- What the exercise asks
Skip every image and restate the data word for word.

- The input
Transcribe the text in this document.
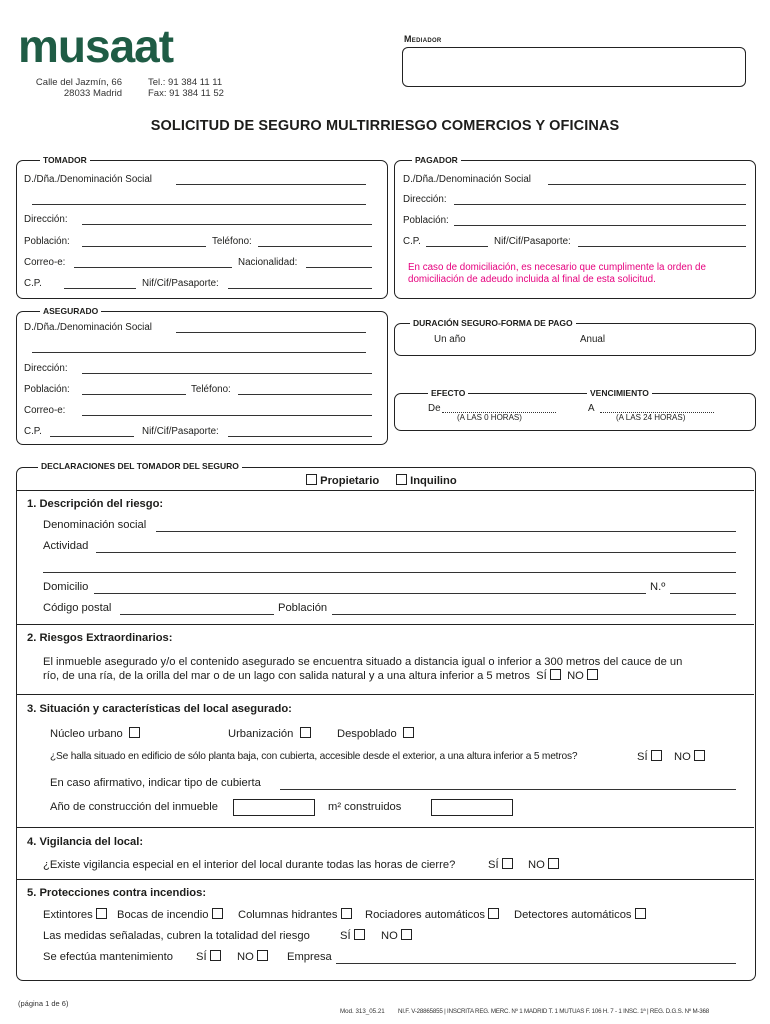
musaat
Calle del Jazmín, 66
28033 Madrid
Tel.: 91 384 11 11
Fax: 91 384 11 52
Mediador
SOLICITUD DE SEGURO MULTIRRIESGO COMERCIOS Y OFICINAS
TOMADOR
D./Dña./Denominación Social
Dirección:
Población:	Teléfono:
Correo-e:	Nacionalidad:
C.P.	Nif/Cif/Pasaporte:
PAGADOR
D./Dña./Denominación Social
Dirección:
Población:
C.P.	Nif/Cif/Pasaporte:
En caso de domiciliación, es necesario que cumplimente la orden de domiciliación de adeudo incluida al final de esta solicitud.
ASEGURADO
D./Dña./Denominación Social
Dirección:
Población:	Teléfono:
Correo-e:
C.P.	Nif/Cif/Pasaporte:
DURACIÓN SEGURO-FORMA DE PAGO
Un año	Anual
EFECTO	VENCIMIENTO
De
(A LAS 0 HORAS)
A
(A LAS 24 HORAS)
DECLARACIONES DEL TOMADOR DEL SEGURO
Propietario	Inquilino
1. Descripción del riesgo:
Denominación social
Actividad
Domicilio	N.º
Código postal	Población
2. Riesgos Extraordinarios:
El inmueble asegurado y/o el contenido asegurado se encuentra situado a distancia igual o inferior a 300 metros del cauce de un
río, de una ría, de la orilla del mar o de un lago con salida natural y a una altura inferior a 5 metros SÍ NO
3. Situación y características del local asegurado:
Núcleo urbano	Urbanización	Despoblado
¿Se halla situado en edificio de sólo planta baja, con cubierta, accesible desde el exterior, a una altura inferior a 5 metros?	SÍ	NO
En caso afirmativo, indicar tipo de cubierta
Año de construcción del inmueble	m² construidos
4. Vigilancia del local:
¿Existe vigilancia especial en el interior del local durante todas las horas de cierre?	SÍ	NO
5. Protecciones contra incendios:
Extintores	Bocas de incendio	Columnas hidrantes	Rociadores automáticos	Detectores automáticos
Las medidas señaladas, cubren la totalidad del riesgo	SÍ	NO
Se efectúa mantenimiento SÍ	NO	Empresa
(página 1 de 6)
Mod. 313_05.21 NI.F. V-28865855 | INSCRITA REG. MERC. Nº 1 MADRID T. 1 MUTUAS F. 106 H. 7 - 1 INSC. 1ª | REG. D.G.S. Nº M-368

- Answer to the problem
Transcribe the text in this document.
musaat
Calle del Jazmín, 66
28033 Madrid
Tel.: 91 384 11 11
Fax: 91 384 11 52
Mediador
SOLICITUD DE SEGURO MULTIRRIESGO COMERCIOS Y OFICINAS
TOMADOR
D./Dña./Denominación Social
Dirección:
Población:	Teléfono:
Correo-e:	Nacionalidad:
C.P.	Nif/Cif/Pasaporte:
PAGADOR
D./Dña./Denominación Social
Dirección:
Población:
C.P.	Nif/Cif/Pasaporte:
En caso de domiciliación, es necesario que cumplimente la orden de domiciliación de adeudo incluida al final de esta solicitud.
ASEGURADO
D./Dña./Denominación Social
Dirección:
Población:	Teléfono:
Correo-e:
C.P.	Nif/Cif/Pasaporte:
DURACIÓN SEGURO-FORMA DE PAGO
Un año	Anual
EFECTO	VENCIMIENTO
De
(A LAS 0 HORAS)
A
(A LAS 24 HORAS)
DECLARACIONES DEL TOMADOR DEL SEGURO
Propietario	Inquilino
1. Descripción del riesgo:
Denominación social
Actividad
Domicilio	N.º
Código postal	Población
2. Riesgos Extraordinarios:
El inmueble asegurado y/o el contenido asegurado se encuentra situado a distancia igual o inferior a 300 metros del cauce de un
río, de una ría, de la orilla del mar o de un lago con salida natural y a una altura inferior a 5 metros SÍ NO
3. Situación y características del local asegurado:
Núcleo urbano	Urbanización	Despoblado
¿Se halla situado en edificio de sólo planta baja, con cubierta, accesible desde el exterior, a una altura inferior a 5 metros?	SÍ	NO
En caso afirmativo, indicar tipo de cubierta
Año de construcción del inmueble	m² construidos
4. Vigilancia del local:
¿Existe vigilancia especial en el interior del local durante todas las horas de cierre?	SÍ	NO
5. Protecciones contra incendios:
Extintores	Bocas de incendio	Columnas hidrantes	Rociadores automáticos	Detectores automáticos
Las medidas señaladas, cubren la totalidad del riesgo	SÍ	NO
Se efectúa mantenimiento SÍ	NO	Empresa
(página 1 de 6)
Mod. 313_05.21 NI.F. V-28865855 | INSCRITA REG. MERC. Nº 1 MADRID T. 1 MUTUAS F. 106 H. 7 - 1 INSC. 1ª | REG. D.G.S. Nº M-368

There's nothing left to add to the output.